> SOAL TUGAS 1
Tuliskan kembali baris-baris entri di bawah ini, mulai dari baris yang memuat "ordered-items-point <box>273 440" hingga baris yang memuat "x-tick-label: 07 <box>363 463 382 481</box>", termasuk kedua baris tersebut.

> BLOK TEKS
------------------------------

Kabar Buruk Terus Berdatangan, Apakah Resesi Sudah Dekat?

Hidayat Setiaji, CNBC Indonesia
14 August 2019 12:29
Kabar Buruk Terus Berdatangan, Apakah Resesi Sudah Dekat?
Ilustrasi Rupiah dan Dolar AS (CNBC Indonesia)
Jakarta, CNBC Indonesia - Kabar kurang enak datang dari Singapura. Kemarin, Kementerian Perdagangan dan Industri Singapura memperkirakan laju pertumbuhan ekonomi Negeri Singa untuk 2019 berada di kisaran 0-1%. Cukup jauh dibandingkan proyeksi sebelumnya yaitu 1,5-2,5%. 

Sebelumnya, kisah hampir sama datang dari Filipina. Pada kuartal II-2019, ekonomi Filipina tumbuh 'hanya' 5,5%. Ini menjadi laju paling lemah dalam empat tahun terakhir.

------------------------------

> DAFTAR ENTRI

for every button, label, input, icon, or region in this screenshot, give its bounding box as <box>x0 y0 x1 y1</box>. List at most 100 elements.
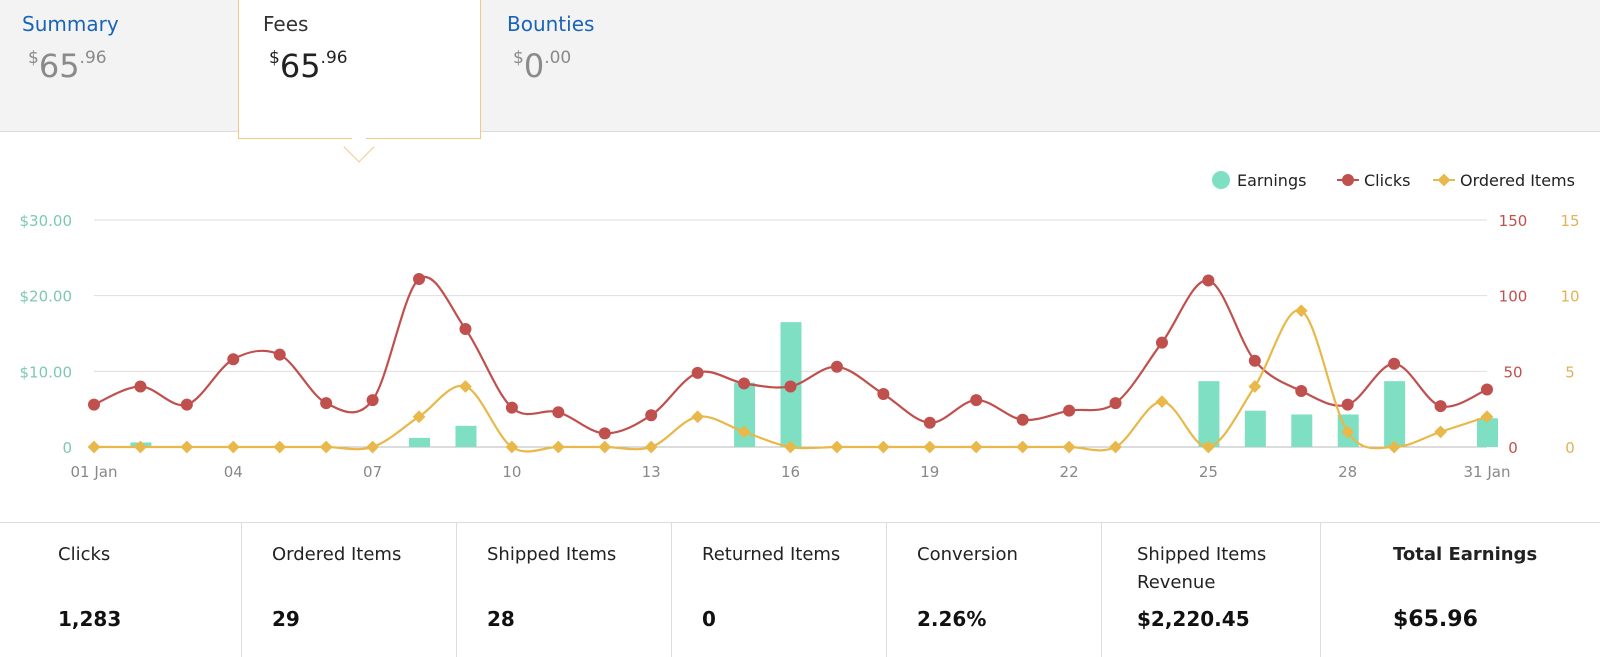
ordered-items-point <box>273 440 287 454</box>
ordered-items-point <box>877 440 890 454</box>
x-tick-label: 19 <box>920 463 939 481</box>
ordered-items-point <box>691 410 704 424</box>
chart-legend: Earnings Clicks Ordered Items <box>1212 171 1575 190</box>
y-right-items-tick-label: 0 <box>1565 439 1575 457</box>
x-tick-label: 10 <box>502 463 521 481</box>
clicks-legend-marker <box>1342 174 1354 186</box>
clicks-point <box>1388 357 1401 370</box>
y-left-tick-label: $30.00 <box>20 212 73 230</box>
clicks-point <box>88 398 100 411</box>
y-right-clicks-tick-label: 100 <box>1499 288 1528 306</box>
earnings-bar <box>1477 418 1498 447</box>
stat-value: 29 <box>272 607 300 631</box>
ordered-items-point <box>1248 380 1262 393</box>
ordered-items-point <box>366 440 379 454</box>
stat-value: 28 <box>487 607 515 631</box>
stat-ordered-items: Ordered Items 29 <box>242 523 457 657</box>
ordered-items-point <box>459 380 472 393</box>
clicks-point <box>691 366 704 379</box>
stat-shipped-items: Shipped Items 28 <box>457 523 672 657</box>
x-tick-label: 07 <box>363 463 382 481</box>
amount-cents: .96 <box>79 48 107 68</box>
clicks-point <box>1155 336 1168 349</box>
clicks-legend-label: Clicks <box>1364 171 1410 190</box>
chart-lines <box>87 273 1494 454</box>
stat-label: Shipped Items Revenue <box>1137 544 1267 593</box>
x-tick-label: 22 <box>1060 463 1079 481</box>
x-tick-label: 16 <box>781 463 800 481</box>
x-tick-label: 01 Jan <box>71 463 118 481</box>
currency-symbol: $ <box>269 48 280 68</box>
y-right-items-tick-label: 10 <box>1560 288 1579 306</box>
x-tick-label: 28 <box>1338 463 1357 481</box>
tab-summary-label: Summary <box>22 12 119 36</box>
clicks-point <box>1341 398 1354 411</box>
currency-symbol: $ <box>28 48 39 68</box>
clicks-point <box>1481 383 1493 396</box>
ordered-items-point <box>830 440 844 454</box>
tab-fees[interactable]: Fees $65.96 <box>238 0 481 139</box>
clicks-point <box>227 353 240 366</box>
currency-symbol: $ <box>513 48 524 68</box>
clicks-point <box>645 409 658 422</box>
ordered-items-point <box>412 410 426 424</box>
earnings-bar <box>409 437 431 447</box>
clicks-point <box>1434 400 1447 413</box>
clicks-point <box>1016 413 1029 426</box>
tab-summary-amount: $65.96 <box>28 48 238 83</box>
stat-value: $65.96 <box>1393 607 1478 632</box>
tab-bounties-amount: $0.00 <box>513 47 703 85</box>
ordered-items-line <box>94 309 1488 453</box>
ordered-items-legend-marker <box>1437 173 1451 187</box>
x-tick-label: 04 <box>224 463 243 481</box>
clicks-point <box>180 398 193 411</box>
tab-summary[interactable]: Summary $65.96 <box>0 0 238 132</box>
clicks-point <box>598 427 611 440</box>
y-left-tick-label: $10.00 <box>20 363 73 381</box>
y-right-clicks-tick-label: 0 <box>1508 439 1518 457</box>
earnings-bar <box>455 425 477 447</box>
ordered-items-point <box>505 440 519 454</box>
ordered-items-point <box>1062 440 1076 454</box>
clicks-point <box>1202 274 1215 287</box>
stat-clicks: Clicks 1,283 <box>0 523 242 657</box>
clicks-point <box>413 273 426 286</box>
stat-total-earnings: Total Earnings $65.96 <box>1321 523 1600 657</box>
tab-bounties[interactable]: Bounties $0.00 <box>483 0 703 132</box>
clicks-point <box>923 416 936 429</box>
stat-label: Shipped Items <box>487 544 617 565</box>
tab-bar: Summary $65.96 Fees $65.96 Bounties $0.0… <box>0 0 1600 139</box>
earnings-bars <box>130 322 1498 447</box>
ordered-items-point <box>923 440 937 454</box>
earnings-legend-label: Earnings <box>1237 171 1306 190</box>
clicks-point <box>273 348 286 361</box>
ordered-items-point <box>644 440 658 454</box>
stat-label: Conversion <box>917 544 1018 565</box>
stat-returned-items: Returned Items 0 <box>672 523 887 657</box>
x-tick-label: 31 Jan <box>1464 463 1511 481</box>
clicks-point <box>1295 385 1308 398</box>
clicks-point <box>320 397 333 410</box>
x-tick-label: 25 <box>1199 463 1218 481</box>
stat-value: 1,283 <box>58 607 122 631</box>
chart-svg: 0 0 0 $10.00 50 5 $20.00 100 10 $30.00 150 15 01 Jan… <box>20 171 1580 481</box>
y-left-tick-label: $20.00 <box>20 288 73 306</box>
stat-shipped-items-revenue: Shipped Items Revenue $2,220.45 <box>1102 523 1321 657</box>
ordered-items-legend-label: Ordered Items <box>1460 171 1575 190</box>
ordered-items-point <box>87 440 101 454</box>
amount-whole: 0 <box>523 47 545 85</box>
clicks-point <box>552 406 565 419</box>
clicks-point <box>134 380 147 393</box>
chart-axes: 0 0 0 $10.00 50 5 $20.00 100 10 $30.00 150 15 01 Jan… <box>20 212 1580 481</box>
earnings-bar <box>1384 381 1406 447</box>
y-right-clicks-tick-label: 50 <box>1503 363 1522 381</box>
ordered-items-point <box>598 440 612 454</box>
clicks-point <box>970 394 983 407</box>
stat-label: Total Earnings <box>1393 544 1538 565</box>
amount-cents: .00 <box>544 48 572 68</box>
stat-value: 0 <box>702 607 716 631</box>
earnings-bar <box>1244 410 1266 447</box>
stat-value: 2.26% <box>917 607 987 631</box>
ordered-items-point <box>551 440 565 454</box>
earnings-bar <box>1291 414 1313 447</box>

------------------------------

> SOAL TUGAS 2
Ringkaslah artikel tentang ancaman resesi di atas dalam dua kalimat.

> JAWABAN LENGKAP 1
ordered-items-point <box>273 440 287 454</box>
ordered-items-point <box>877 440 890 454</box>
x-tick-label: 19 <box>920 463 939 481</box>
ordered-items-point <box>691 410 704 424</box>
chart-legend: Earnings Clicks Ordered Items <box>1212 171 1575 190</box>
y-right-items-tick-label: 0 <box>1565 439 1575 457</box>
x-tick-label: 10 <box>502 463 521 481</box>
clicks-legend-marker <box>1342 174 1354 186</box>
clicks-point <box>1388 357 1401 370</box>
y-left-tick-label: $30.00 <box>20 212 73 230</box>
clicks-point <box>88 398 100 411</box>
y-right-clicks-tick-label: 100 <box>1499 288 1528 306</box>
earnings-bar <box>1477 418 1498 447</box>
stat-value: 29 <box>272 607 300 631</box>
ordered-items-point <box>1248 380 1262 393</box>
ordered-items-point <box>366 440 379 454</box>
stat-value: 28 <box>487 607 515 631</box>
stat-ordered-items: Ordered Items 29 <box>242 523 457 657</box>
ordered-items-point <box>459 380 472 393</box>
clicks-point <box>691 366 704 379</box>
stat-shipped-items: Shipped Items 28 <box>457 523 672 657</box>
x-tick-label: 07 <box>363 463 382 481</box>

> JAWABAN LENGKAP 2
Kementerian Perdagangan dan Industri Singapura memperkirakan pertumbuhan ekonomi Singapura pada 2019 berada di kisaran 0-1%, cukup jauh dari proyeksi sebelumnya sebesar 1,5-2,5%. Sebelumnya, ekonomi Filipina tumbuh 5,5% pada kuartal II-2019, laju paling lemah dalam empat tahun terakhir.